§ Provided records:
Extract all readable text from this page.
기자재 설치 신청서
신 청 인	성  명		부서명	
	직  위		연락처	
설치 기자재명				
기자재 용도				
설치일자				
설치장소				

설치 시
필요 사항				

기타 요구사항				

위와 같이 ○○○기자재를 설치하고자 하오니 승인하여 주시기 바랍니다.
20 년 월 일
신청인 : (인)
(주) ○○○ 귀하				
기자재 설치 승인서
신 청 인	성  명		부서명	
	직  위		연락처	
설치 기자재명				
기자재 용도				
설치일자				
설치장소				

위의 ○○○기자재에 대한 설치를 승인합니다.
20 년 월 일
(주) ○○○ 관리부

§ Brief:
Retype every record above exactly as written.

§ Complete answer:
Extract all readable text from this page.
기자재 설치 신청서
신 청 인	성  명		부서명	
	직  위		연락처	
설치 기자재명				
기자재 용도				
설치일자				
설치장소				

설치 시
필요 사항				

기타 요구사항				

위와 같이 ○○○기자재를 설치하고자 하오니 승인하여 주시기 바랍니다.
20 년 월 일
신청인 : (인)
(주) ○○○ 귀하				
기자재 설치 승인서
신 청 인	성  명		부서명	
	직  위		연락처	
설치 기자재명				
기자재 용도				
설치일자				
설치장소				

위의 ○○○기자재에 대한 설치를 승인합니다.
20 년 월 일
(주) ○○○ 관리부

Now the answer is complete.